AIM OF THE TASK:
Reproduce each line of the material precisely.

Saved entries
+++++

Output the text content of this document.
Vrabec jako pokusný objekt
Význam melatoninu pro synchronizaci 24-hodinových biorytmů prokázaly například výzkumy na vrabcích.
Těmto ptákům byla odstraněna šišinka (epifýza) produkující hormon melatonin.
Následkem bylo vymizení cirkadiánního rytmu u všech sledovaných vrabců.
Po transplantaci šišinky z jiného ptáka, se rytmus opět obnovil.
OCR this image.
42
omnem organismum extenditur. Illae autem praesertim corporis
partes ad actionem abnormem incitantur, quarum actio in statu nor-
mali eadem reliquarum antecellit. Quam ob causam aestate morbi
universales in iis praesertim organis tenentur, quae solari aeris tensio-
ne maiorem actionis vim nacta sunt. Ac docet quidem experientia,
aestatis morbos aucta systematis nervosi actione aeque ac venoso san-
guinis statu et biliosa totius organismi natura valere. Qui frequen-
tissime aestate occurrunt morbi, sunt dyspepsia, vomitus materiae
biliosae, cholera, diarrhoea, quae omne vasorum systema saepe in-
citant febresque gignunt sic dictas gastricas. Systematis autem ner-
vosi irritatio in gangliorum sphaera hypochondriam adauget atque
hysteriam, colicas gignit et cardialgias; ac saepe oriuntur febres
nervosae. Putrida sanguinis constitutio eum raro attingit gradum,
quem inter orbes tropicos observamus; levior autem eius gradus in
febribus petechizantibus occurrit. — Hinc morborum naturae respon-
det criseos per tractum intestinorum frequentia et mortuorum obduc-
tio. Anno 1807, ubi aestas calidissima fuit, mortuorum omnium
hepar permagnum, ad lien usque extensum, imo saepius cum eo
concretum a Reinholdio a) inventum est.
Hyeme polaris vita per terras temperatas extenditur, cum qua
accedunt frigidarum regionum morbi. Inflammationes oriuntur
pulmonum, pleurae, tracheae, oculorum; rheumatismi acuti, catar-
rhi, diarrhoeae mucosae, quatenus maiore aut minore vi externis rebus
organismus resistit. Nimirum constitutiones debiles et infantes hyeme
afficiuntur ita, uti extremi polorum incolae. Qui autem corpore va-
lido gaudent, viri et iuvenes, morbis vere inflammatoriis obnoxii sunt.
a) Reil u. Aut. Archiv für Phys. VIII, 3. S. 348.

+++++

REPLY TO THE EXERCISE:
Output the text content of this document.
Vrabec jako pokusný objekt
Význam melatoninu pro synchronizaci 24-hodinových biorytmů prokázaly například výzkumy na vrabcích.
Těmto ptákům byla odstraněna šišinka (epifýza) produkující hormon melatonin.
Následkem bylo vymizení cirkadiánního rytmu u všech sledovaných vrabců.
Po transplantaci šišinky z jiného ptáka, se rytmus opět obnovil.
OCR this image.
42
omnem organismum extenditur. Illae autem praesertim corporis
partes ad actionem abnormem incitantur, quarum actio in statu nor-
mali eadem reliquarum antecellit. Quam ob causam aestate morbi
universales in iis praesertim organis tenentur, quae solari aeris tensio-
ne maiorem actionis vim nacta sunt. Ac docet quidem experientia,
aestatis morbos aucta systematis nervosi actione aeque ac venoso san-
guinis statu et biliosa totius organismi natura valere. Qui frequen-
tissime aestate occurrunt morbi, sunt dyspepsia, vomitus materiae
biliosae, cholera, diarrhoea, quae omne vasorum systema saepe in-
citant febresque gignunt sic dictas gastricas. Systematis autem ner-
vosi irritatio in gangliorum sphaera hypochondriam adauget atque
hysteriam, colicas gignit et cardialgias; ac saepe oriuntur febres
nervosae. Putrida sanguinis constitutio eum raro attingit gradum,
quem inter orbes tropicos observamus; levior autem eius gradus in
febribus petechizantibus occurrit. — Hinc morborum naturae respon-
det criseos per tractum intestinorum frequentia et mortuorum obduc-
tio. Anno 1807, ubi aestas calidissima fuit, mortuorum omnium
hepar permagnum, ad lien usque extensum, imo saepius cum eo
concretum a Reinholdio a) inventum est.
Hyeme polaris vita per terras temperatas extenditur, cum qua
accedunt frigidarum regionum morbi. Inflammationes oriuntur
pulmonum, pleurae, tracheae, oculorum; rheumatismi acuti, catar-
rhi, diarrhoeae mucosae, quatenus maiore aut minore vi externis rebus
organismus resistit. Nimirum constitutiones debiles et infantes hyeme
afficiuntur ita, uti extremi polorum incolae. Qui autem corpore va-
lido gaudent, viri et iuvenes, morbis vere inflammatoriis obnoxii sunt.
a) Reil u. Aut. Archiv für Phys. VIII, 3. S. 348.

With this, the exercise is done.